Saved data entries
§
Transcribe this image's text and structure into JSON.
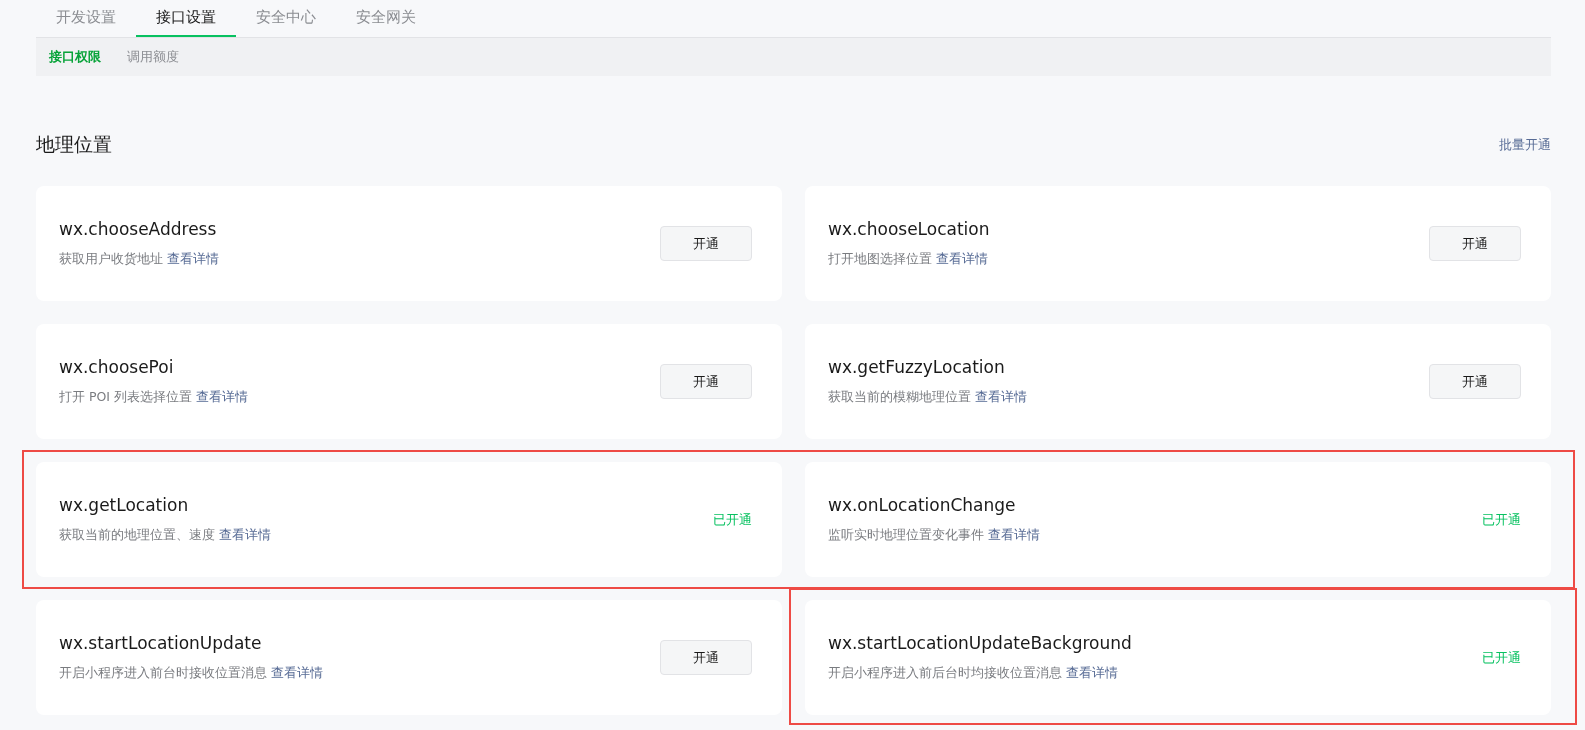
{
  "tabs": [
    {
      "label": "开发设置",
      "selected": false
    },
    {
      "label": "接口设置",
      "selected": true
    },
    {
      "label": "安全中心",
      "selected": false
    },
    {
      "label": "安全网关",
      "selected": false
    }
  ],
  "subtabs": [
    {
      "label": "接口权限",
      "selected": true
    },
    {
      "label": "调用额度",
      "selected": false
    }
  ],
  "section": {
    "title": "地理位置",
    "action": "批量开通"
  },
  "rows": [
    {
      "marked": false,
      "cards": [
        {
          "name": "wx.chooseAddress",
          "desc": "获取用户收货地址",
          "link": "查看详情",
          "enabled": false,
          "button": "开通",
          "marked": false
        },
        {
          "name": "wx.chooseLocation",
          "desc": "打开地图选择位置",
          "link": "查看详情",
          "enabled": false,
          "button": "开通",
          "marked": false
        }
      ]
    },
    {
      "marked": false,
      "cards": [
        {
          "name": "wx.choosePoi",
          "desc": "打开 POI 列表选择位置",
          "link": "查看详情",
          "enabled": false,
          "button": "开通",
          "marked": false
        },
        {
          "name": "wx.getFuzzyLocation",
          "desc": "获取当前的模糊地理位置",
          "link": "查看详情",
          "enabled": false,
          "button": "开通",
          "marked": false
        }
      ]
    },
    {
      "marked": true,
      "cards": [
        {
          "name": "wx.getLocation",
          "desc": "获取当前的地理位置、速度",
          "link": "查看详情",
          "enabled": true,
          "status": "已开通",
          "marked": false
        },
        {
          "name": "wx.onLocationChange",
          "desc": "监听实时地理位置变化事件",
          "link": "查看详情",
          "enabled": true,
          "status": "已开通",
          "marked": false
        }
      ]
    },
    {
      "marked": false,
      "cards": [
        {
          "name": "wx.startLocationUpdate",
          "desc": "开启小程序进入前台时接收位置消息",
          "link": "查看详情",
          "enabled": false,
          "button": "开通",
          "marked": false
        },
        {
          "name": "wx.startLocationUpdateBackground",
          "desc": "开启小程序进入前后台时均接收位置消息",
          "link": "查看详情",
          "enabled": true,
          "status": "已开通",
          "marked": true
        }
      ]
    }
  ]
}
§
### Short task
Omit the pictures, then quote the rest of the material above exactly.

### Answer for the task
Transcribe this image's text and structure into JSON.
{
  "tabs": [
    {
      "label": "开发设置",
      "selected": false
    },
    {
      "label": "接口设置",
      "selected": true
    },
    {
      "label": "安全中心",
      "selected": false
    },
    {
      "label": "安全网关",
      "selected": false
    }
  ],
  "subtabs": [
    {
      "label": "接口权限",
      "selected": true
    },
    {
      "label": "调用额度",
      "selected": false
    }
  ],
  "section": {
    "title": "地理位置",
    "action": "批量开通"
  },
  "rows": [
    {
      "marked": false,
      "cards": [
        {
          "name": "wx.chooseAddress",
          "desc": "获取用户收货地址",
          "link": "查看详情",
          "enabled": false,
          "button": "开通",
          "marked": false
        },
        {
          "name": "wx.chooseLocation",
          "desc": "打开地图选择位置",
          "link": "查看详情",
          "enabled": false,
          "button": "开通",
          "marked": false
        }
      ]
    },
    {
      "marked": false,
      "cards": [
        {
          "name": "wx.choosePoi",
          "desc": "打开 POI 列表选择位置",
          "link": "查看详情",
          "enabled": false,
          "button": "开通",
          "marked": false
        },
        {
          "name": "wx.getFuzzyLocation",
          "desc": "获取当前的模糊地理位置",
          "link": "查看详情",
          "enabled": false,
          "button": "开通",
          "marked": false
        }
      ]
    },
    {
      "marked": true,
      "cards": [
        {
          "name": "wx.getLocation",
          "desc": "获取当前的地理位置、速度",
          "link": "查看详情",
          "enabled": true,
          "status": "已开通",
          "marked": false
        },
        {
          "name": "wx.onLocationChange",
          "desc": "监听实时地理位置变化事件",
          "link": "查看详情",
          "enabled": true,
          "status": "已开通",
          "marked": false
        }
      ]
    },
    {
      "marked": false,
      "cards": [
        {
          "name": "wx.startLocationUpdate",
          "desc": "开启小程序进入前台时接收位置消息",
          "link": "查看详情",
          "enabled": false,
          "button": "开通",
          "marked": false
        },
        {
          "name": "wx.startLocationUpdateBackground",
          "desc": "开启小程序进入前后台时均接收位置消息",
          "link": "查看详情",
          "enabled": true,
          "status": "已开通",
          "marked": true
        }
      ]
    }
  ]
}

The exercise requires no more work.